## Stored data
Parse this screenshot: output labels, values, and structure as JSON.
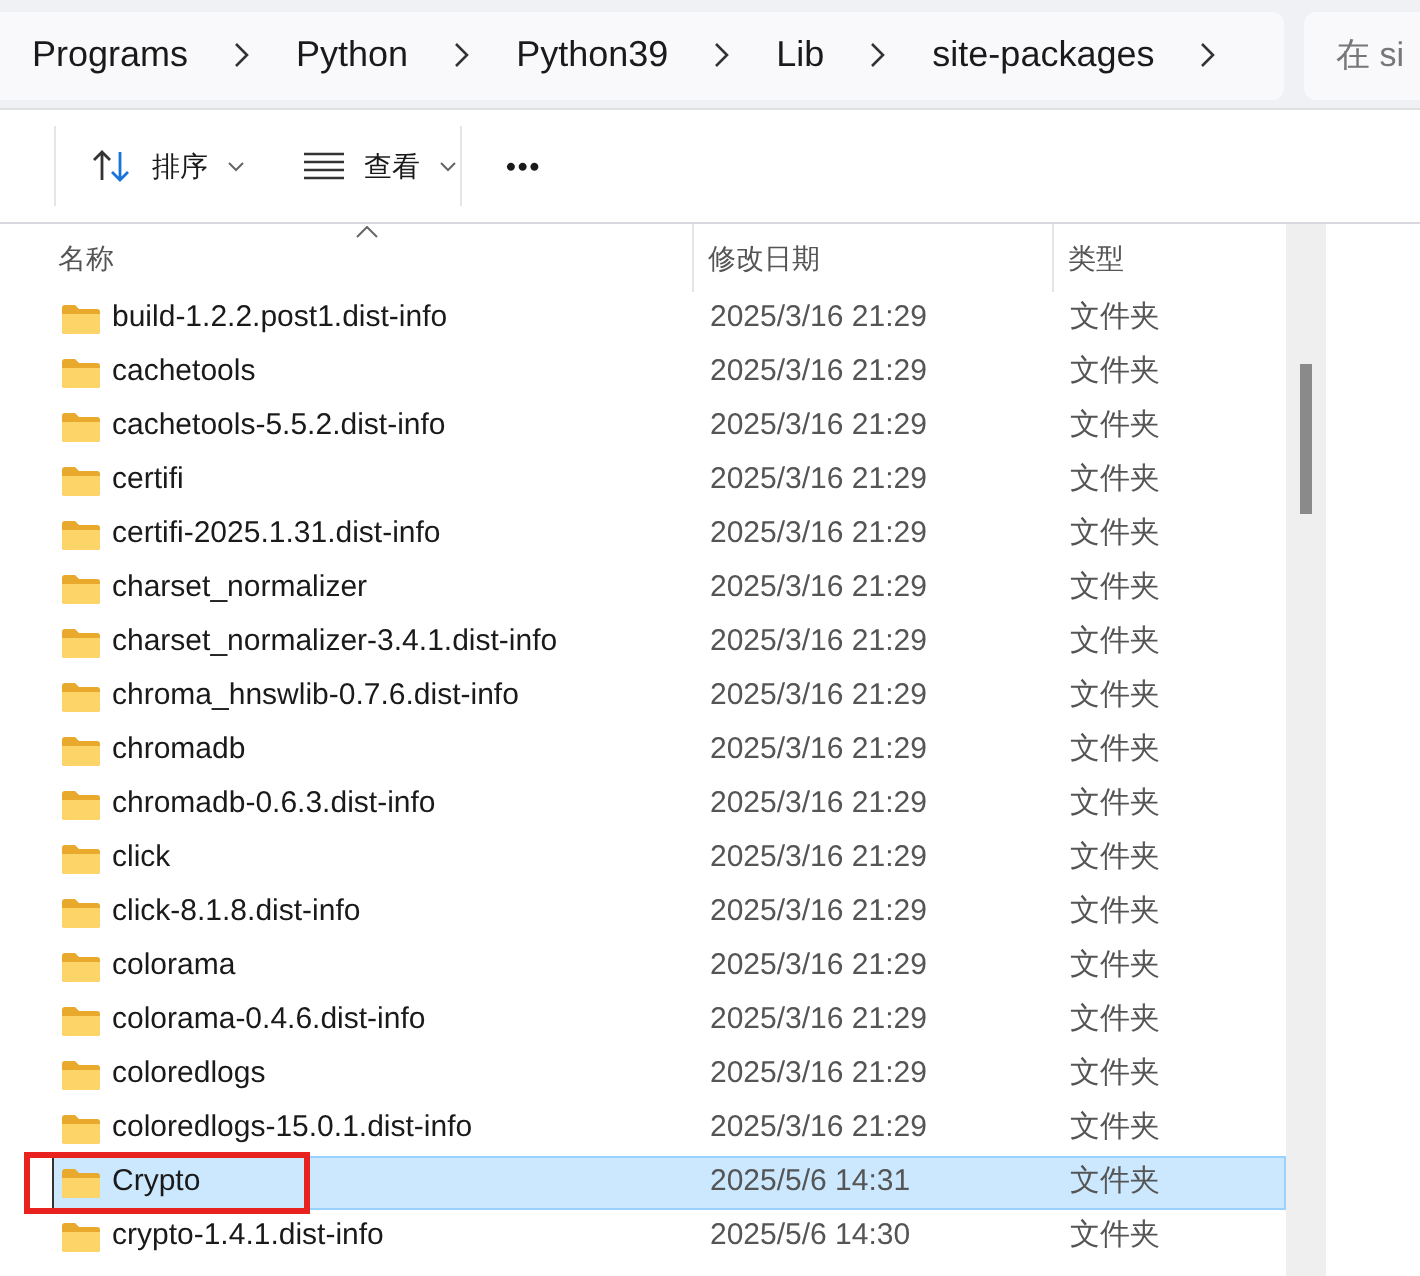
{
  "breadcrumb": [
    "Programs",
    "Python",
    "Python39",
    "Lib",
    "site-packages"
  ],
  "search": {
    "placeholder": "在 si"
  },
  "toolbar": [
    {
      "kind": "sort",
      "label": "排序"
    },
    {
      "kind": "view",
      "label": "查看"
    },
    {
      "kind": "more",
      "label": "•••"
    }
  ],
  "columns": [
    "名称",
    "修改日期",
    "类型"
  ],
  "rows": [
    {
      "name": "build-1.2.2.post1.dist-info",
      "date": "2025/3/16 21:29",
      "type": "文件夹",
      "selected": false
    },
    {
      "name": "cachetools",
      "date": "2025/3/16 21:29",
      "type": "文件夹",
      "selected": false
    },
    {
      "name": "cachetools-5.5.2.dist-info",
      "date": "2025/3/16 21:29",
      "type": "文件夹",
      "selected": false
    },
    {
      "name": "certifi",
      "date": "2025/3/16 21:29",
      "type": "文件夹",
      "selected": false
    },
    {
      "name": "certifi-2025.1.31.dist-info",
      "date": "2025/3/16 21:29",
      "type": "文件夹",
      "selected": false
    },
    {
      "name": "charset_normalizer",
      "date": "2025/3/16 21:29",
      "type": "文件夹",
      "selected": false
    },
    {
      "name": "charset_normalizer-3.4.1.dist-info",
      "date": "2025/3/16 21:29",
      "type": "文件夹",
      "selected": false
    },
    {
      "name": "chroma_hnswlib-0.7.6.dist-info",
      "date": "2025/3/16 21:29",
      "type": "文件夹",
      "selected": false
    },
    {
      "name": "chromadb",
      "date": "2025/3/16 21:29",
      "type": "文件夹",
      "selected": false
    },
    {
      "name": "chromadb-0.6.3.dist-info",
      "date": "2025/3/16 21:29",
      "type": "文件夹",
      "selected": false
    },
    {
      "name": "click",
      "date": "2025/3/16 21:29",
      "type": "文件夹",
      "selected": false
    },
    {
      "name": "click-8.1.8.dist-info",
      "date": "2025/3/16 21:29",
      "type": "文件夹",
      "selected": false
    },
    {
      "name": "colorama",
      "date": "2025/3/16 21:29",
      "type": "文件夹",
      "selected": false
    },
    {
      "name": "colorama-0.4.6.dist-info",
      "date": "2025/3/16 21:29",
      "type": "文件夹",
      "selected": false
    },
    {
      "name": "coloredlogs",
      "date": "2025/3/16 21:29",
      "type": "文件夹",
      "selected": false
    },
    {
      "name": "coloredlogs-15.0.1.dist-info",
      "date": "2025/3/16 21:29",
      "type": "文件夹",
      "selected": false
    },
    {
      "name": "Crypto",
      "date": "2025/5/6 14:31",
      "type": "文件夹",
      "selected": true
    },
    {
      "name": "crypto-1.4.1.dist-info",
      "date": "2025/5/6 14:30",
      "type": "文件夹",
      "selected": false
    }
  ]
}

==

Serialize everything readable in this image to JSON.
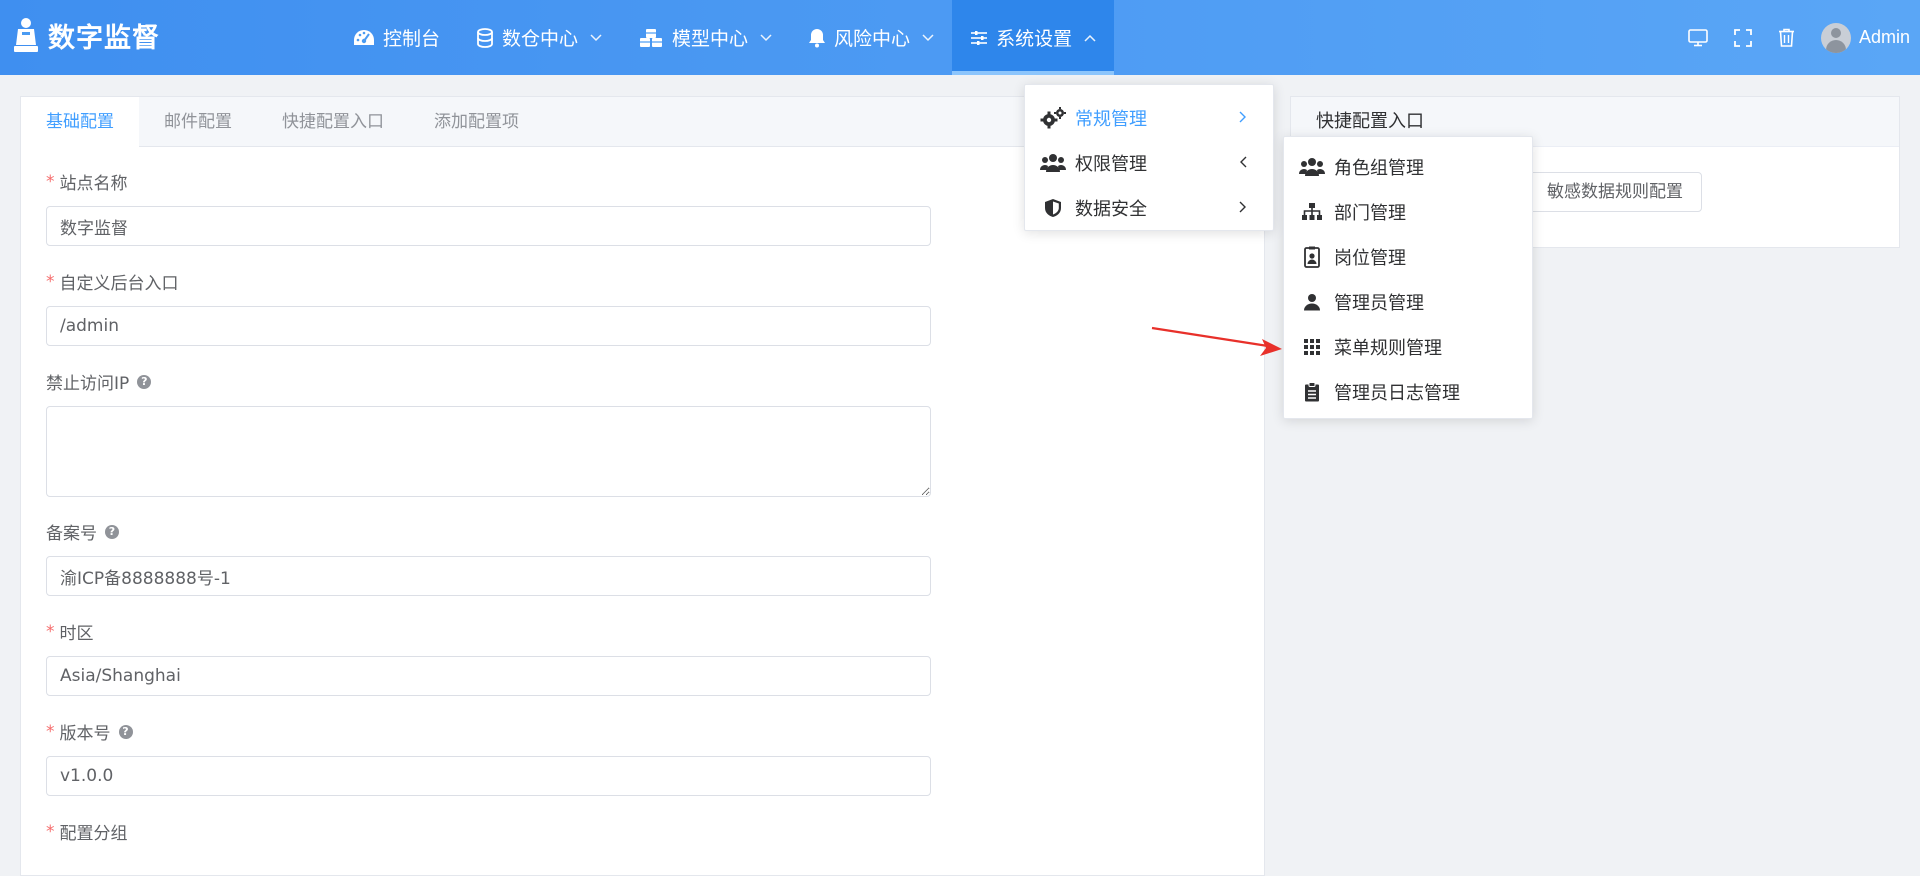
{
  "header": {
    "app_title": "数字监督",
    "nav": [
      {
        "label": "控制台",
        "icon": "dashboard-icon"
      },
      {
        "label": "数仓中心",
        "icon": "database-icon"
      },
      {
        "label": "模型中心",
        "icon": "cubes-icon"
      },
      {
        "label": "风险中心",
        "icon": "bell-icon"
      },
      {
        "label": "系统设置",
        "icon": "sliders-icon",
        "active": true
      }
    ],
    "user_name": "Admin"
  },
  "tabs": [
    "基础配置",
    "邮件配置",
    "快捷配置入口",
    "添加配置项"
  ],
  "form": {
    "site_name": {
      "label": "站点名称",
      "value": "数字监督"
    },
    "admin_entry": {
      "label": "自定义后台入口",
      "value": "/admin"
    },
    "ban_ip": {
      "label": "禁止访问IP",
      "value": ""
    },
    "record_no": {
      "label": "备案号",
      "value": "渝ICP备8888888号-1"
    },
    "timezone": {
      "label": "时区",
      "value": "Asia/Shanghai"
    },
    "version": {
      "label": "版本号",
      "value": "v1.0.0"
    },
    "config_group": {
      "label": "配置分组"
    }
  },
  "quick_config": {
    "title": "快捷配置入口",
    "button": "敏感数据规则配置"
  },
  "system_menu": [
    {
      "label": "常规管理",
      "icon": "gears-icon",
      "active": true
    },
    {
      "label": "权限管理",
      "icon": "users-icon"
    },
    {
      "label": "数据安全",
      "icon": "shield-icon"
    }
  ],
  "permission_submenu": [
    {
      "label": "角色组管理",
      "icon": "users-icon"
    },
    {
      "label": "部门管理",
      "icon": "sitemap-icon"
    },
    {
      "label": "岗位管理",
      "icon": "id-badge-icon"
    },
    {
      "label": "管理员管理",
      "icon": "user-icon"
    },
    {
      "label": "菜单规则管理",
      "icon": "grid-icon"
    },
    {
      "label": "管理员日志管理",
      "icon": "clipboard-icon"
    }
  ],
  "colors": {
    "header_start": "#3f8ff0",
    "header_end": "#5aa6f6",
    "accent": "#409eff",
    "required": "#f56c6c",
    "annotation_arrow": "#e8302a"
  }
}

...

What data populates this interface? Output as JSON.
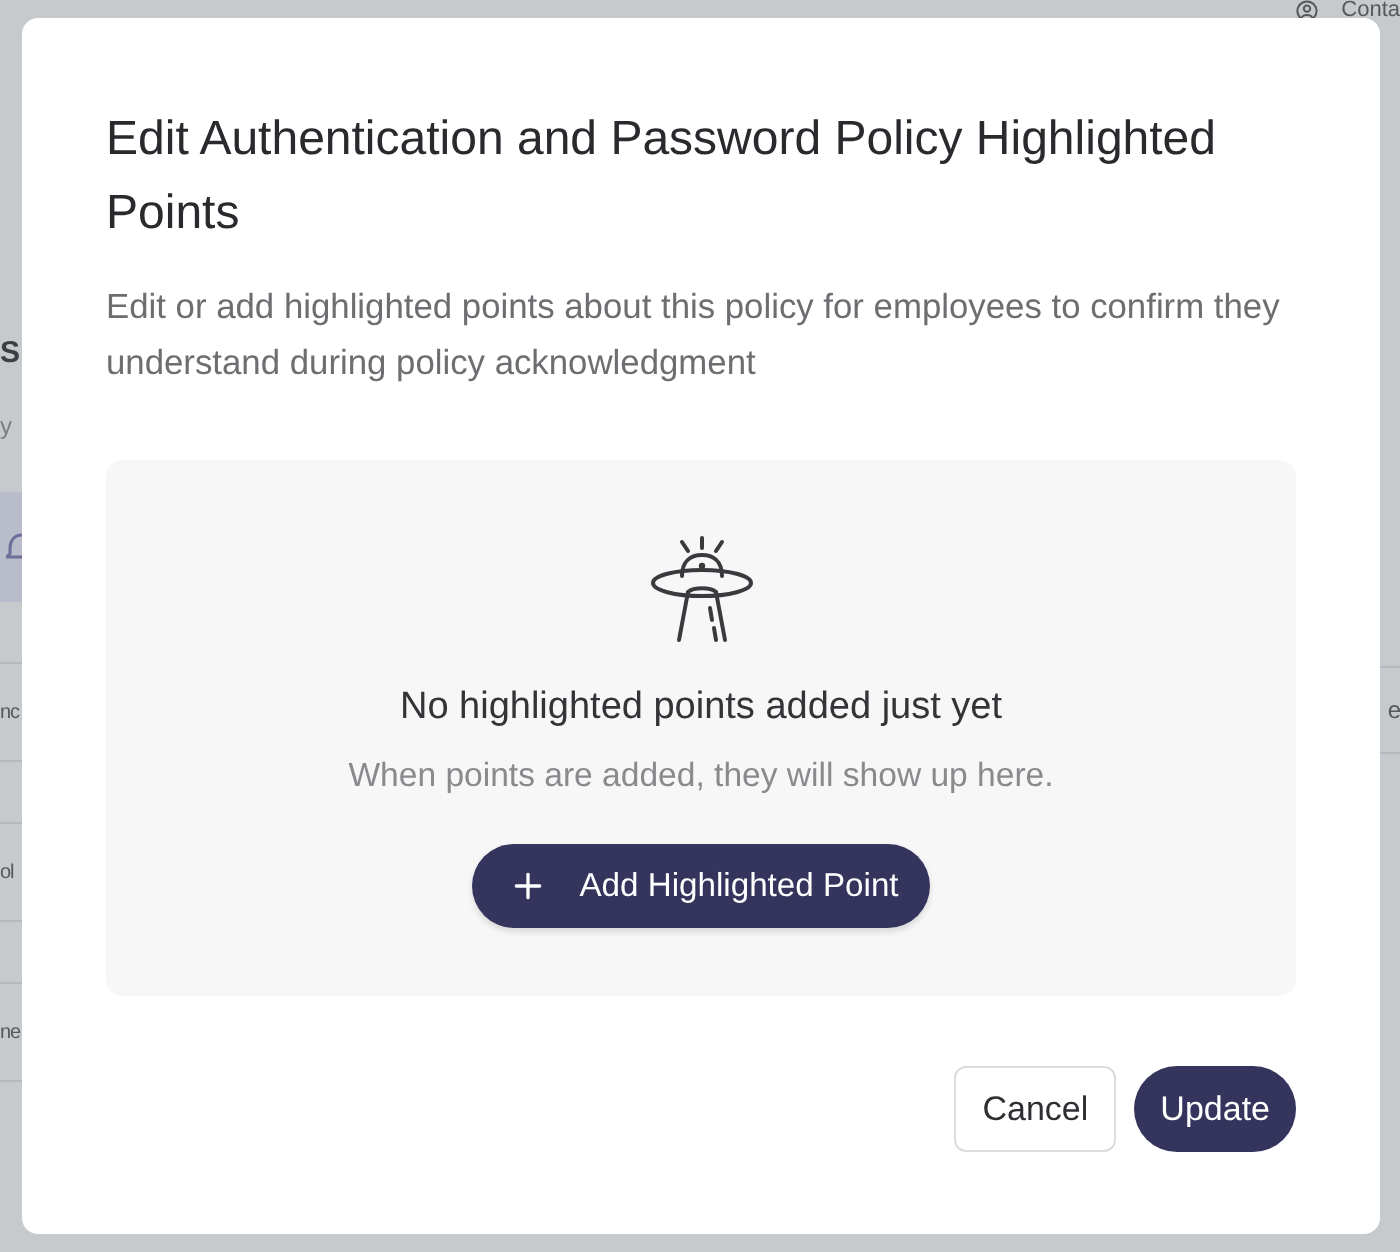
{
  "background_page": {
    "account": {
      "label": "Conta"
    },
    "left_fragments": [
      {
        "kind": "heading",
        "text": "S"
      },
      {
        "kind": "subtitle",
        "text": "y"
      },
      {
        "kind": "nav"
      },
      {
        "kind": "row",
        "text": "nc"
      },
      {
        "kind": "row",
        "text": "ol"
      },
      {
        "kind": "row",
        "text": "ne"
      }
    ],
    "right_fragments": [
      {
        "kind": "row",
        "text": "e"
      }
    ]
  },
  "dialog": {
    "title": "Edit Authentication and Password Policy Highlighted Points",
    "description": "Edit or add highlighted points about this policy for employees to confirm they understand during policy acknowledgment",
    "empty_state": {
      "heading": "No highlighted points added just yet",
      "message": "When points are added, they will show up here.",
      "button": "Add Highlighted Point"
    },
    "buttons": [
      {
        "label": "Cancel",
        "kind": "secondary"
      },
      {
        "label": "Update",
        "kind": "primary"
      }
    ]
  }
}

## WRITTEN TASK
Filter out every line that lacks the word "they", and copy the rest.

## REPLY
    "description": "Edit or add highlighted points about this policy for employees to confirm they understand during policy acknowledgment",
      "message": "When points are added, they will show up here.",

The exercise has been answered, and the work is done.